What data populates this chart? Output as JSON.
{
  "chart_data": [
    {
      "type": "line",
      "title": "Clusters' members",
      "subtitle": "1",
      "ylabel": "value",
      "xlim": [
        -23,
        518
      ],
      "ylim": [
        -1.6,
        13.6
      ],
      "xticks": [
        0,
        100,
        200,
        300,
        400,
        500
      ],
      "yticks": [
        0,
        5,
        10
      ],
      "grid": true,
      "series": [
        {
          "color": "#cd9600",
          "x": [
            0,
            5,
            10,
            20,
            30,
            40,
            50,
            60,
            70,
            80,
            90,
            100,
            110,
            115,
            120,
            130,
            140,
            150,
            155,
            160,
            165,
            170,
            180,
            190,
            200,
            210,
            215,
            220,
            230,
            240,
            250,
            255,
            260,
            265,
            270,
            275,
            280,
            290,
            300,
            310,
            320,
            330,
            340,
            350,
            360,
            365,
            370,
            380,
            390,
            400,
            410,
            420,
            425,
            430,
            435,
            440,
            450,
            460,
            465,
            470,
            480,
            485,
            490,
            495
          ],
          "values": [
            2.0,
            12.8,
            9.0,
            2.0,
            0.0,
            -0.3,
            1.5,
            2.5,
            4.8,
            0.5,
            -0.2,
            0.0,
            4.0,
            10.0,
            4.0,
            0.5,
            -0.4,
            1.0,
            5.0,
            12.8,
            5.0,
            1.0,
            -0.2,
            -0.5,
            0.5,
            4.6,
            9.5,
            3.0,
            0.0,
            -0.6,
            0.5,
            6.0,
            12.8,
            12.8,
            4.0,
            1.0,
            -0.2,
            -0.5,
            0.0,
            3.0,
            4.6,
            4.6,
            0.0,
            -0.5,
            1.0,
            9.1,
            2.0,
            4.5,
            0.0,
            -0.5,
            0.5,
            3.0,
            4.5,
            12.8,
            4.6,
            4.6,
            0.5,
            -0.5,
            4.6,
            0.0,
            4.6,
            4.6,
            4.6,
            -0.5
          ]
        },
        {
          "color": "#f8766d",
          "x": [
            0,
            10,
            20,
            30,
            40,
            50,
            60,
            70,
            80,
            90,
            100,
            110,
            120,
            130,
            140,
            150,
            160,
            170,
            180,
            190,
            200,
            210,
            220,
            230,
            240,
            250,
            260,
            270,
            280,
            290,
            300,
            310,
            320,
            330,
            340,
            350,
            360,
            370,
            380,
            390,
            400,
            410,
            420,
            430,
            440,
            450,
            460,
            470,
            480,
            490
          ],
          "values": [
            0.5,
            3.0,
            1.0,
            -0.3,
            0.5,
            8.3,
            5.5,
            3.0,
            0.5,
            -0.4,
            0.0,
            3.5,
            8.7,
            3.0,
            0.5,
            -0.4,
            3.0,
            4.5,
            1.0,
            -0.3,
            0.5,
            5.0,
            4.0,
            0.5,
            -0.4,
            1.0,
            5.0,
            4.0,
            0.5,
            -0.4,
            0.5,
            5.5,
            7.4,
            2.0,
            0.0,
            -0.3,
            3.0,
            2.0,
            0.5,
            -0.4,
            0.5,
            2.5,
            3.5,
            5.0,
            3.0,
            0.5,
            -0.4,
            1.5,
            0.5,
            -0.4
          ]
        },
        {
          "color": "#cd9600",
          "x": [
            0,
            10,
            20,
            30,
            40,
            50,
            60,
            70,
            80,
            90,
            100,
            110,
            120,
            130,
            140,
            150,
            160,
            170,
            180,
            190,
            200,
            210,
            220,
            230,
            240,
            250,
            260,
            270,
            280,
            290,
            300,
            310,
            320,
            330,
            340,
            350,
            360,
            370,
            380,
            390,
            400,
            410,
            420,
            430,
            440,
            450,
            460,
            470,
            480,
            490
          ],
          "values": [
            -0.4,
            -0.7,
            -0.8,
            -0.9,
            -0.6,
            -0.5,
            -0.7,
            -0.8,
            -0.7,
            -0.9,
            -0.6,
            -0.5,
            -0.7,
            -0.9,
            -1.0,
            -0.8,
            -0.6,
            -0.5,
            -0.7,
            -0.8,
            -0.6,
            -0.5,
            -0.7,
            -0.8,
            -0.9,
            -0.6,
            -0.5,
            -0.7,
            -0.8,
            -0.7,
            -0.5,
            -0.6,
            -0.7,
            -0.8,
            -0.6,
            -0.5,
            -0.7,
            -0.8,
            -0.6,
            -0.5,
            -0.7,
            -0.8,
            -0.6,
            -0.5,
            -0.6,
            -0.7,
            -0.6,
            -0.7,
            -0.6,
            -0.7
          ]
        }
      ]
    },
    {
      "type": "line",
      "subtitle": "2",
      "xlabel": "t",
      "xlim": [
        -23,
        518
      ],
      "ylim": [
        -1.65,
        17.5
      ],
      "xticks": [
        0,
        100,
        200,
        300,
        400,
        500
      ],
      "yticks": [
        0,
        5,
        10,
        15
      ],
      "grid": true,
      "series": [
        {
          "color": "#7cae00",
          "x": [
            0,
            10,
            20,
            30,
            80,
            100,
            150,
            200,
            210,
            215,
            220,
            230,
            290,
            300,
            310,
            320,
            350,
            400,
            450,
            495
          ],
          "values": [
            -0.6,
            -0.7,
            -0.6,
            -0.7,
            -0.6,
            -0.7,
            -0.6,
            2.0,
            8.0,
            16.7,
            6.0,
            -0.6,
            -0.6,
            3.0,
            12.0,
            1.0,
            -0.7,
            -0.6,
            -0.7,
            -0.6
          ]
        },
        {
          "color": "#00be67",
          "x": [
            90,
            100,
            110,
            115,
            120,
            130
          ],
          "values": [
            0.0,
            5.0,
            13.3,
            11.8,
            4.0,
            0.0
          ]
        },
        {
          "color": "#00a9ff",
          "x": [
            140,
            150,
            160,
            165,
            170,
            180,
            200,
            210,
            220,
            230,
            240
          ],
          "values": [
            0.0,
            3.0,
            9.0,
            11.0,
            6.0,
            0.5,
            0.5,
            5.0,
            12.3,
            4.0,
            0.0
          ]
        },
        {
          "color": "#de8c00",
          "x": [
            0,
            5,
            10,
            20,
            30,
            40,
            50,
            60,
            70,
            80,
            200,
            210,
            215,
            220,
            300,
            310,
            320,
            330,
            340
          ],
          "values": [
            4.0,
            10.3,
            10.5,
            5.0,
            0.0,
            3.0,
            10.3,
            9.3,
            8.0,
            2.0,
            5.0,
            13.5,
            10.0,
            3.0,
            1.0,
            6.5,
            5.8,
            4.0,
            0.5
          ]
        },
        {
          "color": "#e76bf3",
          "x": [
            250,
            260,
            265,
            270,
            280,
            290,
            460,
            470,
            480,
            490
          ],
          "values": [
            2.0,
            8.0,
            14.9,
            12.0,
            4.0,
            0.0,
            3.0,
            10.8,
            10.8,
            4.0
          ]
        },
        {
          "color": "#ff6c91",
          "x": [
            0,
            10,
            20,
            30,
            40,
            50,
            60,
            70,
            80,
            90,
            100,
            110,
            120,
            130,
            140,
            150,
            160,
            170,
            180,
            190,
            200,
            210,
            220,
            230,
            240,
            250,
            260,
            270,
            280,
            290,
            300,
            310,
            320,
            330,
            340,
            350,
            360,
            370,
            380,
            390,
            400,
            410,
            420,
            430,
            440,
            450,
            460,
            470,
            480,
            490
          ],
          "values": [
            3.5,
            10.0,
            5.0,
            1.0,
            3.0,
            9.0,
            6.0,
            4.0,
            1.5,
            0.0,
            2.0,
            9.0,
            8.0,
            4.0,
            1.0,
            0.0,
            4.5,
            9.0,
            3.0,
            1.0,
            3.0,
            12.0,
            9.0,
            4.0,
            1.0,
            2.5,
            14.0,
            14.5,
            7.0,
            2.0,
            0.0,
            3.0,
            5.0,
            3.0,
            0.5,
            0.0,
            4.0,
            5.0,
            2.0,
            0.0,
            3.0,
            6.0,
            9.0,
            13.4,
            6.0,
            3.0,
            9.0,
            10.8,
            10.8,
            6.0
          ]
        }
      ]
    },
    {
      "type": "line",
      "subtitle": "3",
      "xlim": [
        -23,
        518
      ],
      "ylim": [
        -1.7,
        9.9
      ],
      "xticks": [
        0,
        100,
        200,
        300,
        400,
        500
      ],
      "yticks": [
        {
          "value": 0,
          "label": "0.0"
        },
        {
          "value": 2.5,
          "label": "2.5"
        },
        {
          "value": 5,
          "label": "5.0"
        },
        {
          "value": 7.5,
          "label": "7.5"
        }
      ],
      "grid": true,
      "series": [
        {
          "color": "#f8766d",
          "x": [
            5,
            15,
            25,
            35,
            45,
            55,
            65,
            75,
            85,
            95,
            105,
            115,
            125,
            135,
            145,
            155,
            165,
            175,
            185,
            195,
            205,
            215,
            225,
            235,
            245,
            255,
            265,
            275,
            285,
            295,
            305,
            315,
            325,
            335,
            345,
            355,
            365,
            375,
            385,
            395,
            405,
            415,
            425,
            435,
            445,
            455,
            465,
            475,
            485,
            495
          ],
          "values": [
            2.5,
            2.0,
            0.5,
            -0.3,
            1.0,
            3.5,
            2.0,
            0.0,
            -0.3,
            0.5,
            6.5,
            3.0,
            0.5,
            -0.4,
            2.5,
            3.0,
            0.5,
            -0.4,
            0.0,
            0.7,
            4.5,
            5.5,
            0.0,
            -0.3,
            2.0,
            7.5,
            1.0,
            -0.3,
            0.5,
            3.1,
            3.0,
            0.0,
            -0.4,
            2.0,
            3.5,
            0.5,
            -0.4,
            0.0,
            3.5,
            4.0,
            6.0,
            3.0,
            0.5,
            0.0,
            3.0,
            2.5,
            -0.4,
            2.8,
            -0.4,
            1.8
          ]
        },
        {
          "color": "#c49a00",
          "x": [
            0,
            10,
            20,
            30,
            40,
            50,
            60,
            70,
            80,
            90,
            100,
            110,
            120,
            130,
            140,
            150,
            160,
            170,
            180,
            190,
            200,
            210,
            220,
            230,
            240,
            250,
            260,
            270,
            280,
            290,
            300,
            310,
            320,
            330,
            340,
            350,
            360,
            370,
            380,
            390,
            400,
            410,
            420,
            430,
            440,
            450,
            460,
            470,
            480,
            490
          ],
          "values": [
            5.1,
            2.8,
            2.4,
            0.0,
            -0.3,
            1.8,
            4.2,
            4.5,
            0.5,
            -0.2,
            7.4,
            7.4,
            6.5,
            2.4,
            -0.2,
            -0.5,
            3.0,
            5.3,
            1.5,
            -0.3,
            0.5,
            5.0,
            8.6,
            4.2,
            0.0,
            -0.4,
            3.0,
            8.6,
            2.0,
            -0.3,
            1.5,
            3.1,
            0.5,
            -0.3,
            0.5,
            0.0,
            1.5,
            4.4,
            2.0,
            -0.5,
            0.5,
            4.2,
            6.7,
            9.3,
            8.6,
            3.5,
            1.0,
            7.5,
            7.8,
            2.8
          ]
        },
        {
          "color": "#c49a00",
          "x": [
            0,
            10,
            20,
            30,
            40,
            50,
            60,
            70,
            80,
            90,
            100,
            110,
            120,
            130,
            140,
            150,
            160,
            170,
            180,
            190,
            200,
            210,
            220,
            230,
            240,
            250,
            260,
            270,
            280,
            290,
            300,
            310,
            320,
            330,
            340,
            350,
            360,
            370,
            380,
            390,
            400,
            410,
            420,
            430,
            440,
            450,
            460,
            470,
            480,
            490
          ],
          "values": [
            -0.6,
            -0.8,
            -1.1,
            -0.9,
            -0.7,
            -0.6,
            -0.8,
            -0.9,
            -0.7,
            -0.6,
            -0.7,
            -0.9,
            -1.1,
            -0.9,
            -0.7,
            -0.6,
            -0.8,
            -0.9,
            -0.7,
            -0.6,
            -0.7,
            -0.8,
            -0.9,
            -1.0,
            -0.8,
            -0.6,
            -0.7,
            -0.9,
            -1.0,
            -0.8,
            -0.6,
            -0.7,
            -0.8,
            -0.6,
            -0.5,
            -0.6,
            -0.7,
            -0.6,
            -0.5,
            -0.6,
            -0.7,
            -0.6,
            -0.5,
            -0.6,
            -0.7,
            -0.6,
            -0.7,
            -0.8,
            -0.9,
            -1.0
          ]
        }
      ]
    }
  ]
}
...
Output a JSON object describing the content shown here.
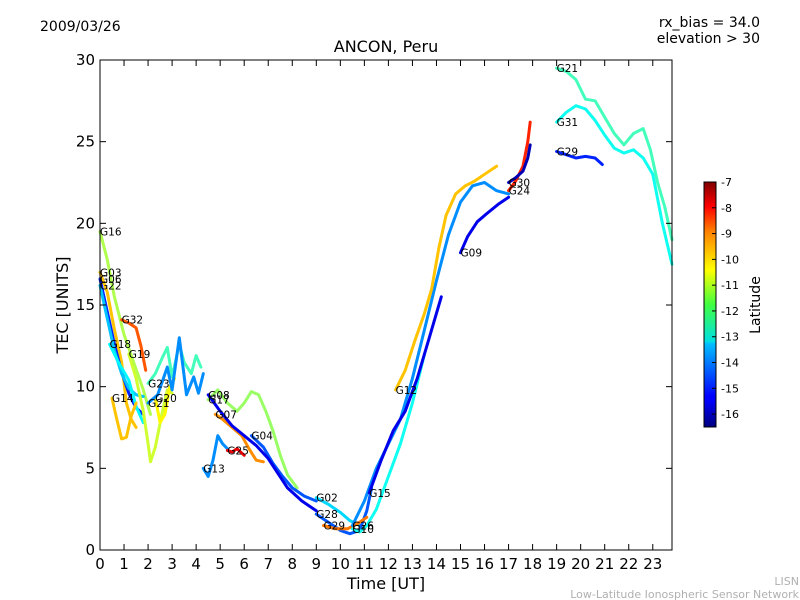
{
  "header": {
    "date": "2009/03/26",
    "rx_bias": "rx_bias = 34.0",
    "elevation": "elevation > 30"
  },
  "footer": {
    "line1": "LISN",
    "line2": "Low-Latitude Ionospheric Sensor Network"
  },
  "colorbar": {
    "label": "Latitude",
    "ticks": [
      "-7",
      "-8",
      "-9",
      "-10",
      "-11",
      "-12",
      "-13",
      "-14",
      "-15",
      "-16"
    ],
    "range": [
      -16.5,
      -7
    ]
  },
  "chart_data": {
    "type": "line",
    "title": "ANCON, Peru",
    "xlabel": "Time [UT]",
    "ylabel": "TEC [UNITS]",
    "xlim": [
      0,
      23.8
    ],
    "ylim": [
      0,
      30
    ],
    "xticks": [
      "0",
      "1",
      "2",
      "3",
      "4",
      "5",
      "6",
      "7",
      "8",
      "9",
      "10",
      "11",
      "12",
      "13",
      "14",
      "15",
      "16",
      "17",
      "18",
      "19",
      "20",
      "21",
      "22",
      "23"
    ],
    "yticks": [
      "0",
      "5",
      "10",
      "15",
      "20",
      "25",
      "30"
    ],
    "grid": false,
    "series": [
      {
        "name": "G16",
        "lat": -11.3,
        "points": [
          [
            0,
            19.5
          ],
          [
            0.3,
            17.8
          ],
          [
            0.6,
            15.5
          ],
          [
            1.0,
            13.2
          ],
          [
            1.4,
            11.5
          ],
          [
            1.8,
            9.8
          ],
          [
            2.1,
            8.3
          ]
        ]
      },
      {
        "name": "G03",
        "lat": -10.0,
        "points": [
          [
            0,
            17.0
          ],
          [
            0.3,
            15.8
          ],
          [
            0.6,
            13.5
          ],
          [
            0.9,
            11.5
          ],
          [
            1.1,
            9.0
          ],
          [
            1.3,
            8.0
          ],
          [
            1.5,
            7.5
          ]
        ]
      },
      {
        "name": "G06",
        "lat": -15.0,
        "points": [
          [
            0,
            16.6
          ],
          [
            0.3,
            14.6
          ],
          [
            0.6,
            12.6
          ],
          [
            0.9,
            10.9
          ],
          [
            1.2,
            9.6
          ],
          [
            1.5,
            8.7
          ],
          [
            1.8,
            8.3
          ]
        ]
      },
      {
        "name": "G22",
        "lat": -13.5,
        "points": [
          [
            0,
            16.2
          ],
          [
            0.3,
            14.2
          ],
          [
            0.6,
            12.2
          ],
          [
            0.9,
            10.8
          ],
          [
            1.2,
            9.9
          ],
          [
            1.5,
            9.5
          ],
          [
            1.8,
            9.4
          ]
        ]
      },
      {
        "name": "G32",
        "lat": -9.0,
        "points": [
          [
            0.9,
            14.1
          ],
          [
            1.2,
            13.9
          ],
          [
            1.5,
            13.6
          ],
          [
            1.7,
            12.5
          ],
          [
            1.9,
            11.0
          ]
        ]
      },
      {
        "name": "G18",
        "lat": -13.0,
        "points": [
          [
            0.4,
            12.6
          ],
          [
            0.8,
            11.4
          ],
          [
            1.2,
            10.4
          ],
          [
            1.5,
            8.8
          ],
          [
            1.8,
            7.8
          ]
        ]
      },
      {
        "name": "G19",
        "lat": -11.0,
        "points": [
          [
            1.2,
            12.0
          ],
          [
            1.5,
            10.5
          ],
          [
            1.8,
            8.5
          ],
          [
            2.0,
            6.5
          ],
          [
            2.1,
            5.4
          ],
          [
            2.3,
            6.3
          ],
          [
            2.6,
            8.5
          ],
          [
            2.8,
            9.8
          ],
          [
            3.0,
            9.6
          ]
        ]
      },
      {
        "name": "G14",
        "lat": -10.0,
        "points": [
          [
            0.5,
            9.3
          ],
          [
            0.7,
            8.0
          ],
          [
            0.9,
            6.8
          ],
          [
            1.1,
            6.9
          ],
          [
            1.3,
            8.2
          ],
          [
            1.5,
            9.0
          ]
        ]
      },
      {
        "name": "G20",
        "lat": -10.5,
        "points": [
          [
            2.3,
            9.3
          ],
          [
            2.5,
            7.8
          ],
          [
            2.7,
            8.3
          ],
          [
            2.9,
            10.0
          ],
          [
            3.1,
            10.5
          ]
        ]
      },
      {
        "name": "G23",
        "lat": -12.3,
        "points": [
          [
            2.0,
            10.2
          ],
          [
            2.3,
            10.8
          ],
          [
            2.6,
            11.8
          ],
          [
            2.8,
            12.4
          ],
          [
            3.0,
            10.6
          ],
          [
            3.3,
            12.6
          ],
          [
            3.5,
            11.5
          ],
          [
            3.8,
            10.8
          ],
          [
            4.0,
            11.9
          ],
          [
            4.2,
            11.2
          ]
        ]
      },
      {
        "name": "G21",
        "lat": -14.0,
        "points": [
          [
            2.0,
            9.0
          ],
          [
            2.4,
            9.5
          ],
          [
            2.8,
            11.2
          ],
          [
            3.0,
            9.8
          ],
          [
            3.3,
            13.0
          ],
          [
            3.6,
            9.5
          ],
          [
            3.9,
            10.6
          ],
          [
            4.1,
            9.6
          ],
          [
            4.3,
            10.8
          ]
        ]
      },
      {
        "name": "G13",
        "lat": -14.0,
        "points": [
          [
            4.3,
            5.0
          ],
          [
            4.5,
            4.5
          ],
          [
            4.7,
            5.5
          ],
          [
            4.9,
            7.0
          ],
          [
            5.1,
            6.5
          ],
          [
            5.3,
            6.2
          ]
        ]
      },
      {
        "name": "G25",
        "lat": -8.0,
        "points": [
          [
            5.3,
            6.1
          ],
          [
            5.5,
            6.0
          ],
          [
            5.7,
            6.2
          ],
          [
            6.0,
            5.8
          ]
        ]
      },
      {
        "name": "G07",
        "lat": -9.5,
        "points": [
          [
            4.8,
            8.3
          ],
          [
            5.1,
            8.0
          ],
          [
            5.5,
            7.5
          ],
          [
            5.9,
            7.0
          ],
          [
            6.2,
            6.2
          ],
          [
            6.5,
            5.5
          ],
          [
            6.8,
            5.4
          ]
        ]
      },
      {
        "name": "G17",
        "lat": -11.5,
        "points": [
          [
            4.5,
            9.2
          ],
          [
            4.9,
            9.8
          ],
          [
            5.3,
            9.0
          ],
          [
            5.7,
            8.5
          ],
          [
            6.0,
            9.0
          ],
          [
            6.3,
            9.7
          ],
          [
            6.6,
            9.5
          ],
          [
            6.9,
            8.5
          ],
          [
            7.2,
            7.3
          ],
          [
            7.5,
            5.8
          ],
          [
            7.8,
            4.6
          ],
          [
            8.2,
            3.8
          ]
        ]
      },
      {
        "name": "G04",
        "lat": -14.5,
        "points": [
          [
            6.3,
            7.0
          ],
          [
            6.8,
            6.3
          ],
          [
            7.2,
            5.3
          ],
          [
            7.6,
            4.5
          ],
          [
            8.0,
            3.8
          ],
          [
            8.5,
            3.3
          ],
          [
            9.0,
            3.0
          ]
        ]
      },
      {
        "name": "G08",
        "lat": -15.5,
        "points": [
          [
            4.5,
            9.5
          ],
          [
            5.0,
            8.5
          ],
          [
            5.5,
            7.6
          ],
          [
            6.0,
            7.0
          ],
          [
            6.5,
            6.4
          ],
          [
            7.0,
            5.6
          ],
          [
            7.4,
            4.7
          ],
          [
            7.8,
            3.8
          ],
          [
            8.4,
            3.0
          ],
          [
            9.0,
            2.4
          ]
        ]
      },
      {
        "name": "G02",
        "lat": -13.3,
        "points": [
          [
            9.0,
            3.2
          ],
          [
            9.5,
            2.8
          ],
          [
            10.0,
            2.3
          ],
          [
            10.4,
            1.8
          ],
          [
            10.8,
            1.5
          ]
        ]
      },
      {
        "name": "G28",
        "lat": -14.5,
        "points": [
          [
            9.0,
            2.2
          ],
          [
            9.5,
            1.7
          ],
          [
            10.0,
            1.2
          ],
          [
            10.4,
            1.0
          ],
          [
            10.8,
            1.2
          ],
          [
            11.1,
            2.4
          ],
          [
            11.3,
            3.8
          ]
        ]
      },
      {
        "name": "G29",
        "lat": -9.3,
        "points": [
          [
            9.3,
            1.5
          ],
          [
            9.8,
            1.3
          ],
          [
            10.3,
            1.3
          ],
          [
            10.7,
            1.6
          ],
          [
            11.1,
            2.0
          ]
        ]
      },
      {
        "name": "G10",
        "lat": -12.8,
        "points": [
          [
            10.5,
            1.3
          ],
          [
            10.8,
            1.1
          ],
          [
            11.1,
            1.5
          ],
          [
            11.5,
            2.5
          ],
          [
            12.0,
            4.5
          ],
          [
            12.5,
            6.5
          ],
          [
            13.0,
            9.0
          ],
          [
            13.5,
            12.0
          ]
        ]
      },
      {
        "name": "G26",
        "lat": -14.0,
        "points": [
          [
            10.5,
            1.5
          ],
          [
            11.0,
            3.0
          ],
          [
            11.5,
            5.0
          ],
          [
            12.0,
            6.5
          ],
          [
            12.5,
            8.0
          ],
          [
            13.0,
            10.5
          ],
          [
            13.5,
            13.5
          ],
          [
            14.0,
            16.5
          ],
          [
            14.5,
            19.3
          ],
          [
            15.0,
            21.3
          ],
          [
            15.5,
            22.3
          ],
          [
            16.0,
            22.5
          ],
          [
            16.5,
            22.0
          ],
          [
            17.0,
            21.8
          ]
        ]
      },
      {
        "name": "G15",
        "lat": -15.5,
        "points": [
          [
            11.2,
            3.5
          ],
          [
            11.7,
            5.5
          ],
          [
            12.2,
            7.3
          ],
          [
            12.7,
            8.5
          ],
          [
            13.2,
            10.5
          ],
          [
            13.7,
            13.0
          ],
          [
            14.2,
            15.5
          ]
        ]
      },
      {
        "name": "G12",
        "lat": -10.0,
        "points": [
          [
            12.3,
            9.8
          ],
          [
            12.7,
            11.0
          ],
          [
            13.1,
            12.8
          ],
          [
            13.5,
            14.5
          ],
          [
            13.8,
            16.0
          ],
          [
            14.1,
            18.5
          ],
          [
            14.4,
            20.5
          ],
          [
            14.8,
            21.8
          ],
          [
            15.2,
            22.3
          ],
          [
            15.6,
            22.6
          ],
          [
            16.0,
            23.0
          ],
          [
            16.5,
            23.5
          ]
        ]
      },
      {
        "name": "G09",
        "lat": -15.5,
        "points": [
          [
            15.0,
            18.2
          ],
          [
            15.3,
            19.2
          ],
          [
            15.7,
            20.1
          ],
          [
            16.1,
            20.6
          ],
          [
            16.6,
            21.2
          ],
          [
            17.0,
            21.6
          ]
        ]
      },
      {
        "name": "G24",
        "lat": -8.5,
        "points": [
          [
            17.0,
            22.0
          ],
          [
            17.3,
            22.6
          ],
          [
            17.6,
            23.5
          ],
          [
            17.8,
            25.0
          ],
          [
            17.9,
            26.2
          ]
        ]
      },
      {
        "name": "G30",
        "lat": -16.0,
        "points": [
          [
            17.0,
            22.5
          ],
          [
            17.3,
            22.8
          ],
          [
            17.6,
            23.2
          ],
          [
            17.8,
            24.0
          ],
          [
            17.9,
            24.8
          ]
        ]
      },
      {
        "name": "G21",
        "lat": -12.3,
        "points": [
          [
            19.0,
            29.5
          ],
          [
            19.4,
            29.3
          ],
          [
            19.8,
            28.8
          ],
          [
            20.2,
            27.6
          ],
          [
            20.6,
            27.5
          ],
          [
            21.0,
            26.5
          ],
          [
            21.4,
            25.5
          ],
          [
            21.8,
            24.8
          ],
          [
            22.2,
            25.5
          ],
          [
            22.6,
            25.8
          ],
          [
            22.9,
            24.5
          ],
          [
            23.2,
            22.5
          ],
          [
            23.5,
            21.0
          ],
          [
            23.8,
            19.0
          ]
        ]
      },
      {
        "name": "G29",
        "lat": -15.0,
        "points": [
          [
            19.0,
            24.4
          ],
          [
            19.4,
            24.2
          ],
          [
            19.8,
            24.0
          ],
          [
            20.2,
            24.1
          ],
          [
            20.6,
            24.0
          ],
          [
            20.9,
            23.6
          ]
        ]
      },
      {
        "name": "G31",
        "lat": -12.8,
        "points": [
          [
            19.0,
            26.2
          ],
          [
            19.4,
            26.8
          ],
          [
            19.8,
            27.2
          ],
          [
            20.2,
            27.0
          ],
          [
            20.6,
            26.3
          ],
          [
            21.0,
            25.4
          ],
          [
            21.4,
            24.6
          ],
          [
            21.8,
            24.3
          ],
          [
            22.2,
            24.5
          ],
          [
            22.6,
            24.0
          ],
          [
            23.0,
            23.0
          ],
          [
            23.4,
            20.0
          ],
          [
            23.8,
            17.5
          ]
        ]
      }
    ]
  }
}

→ **Work to complete**: Copy out every line of the data that includes the word "JSON".

→ **Written response**:
What data populates this chart? Output as JSON.
Output a JSON object describing the content shown here.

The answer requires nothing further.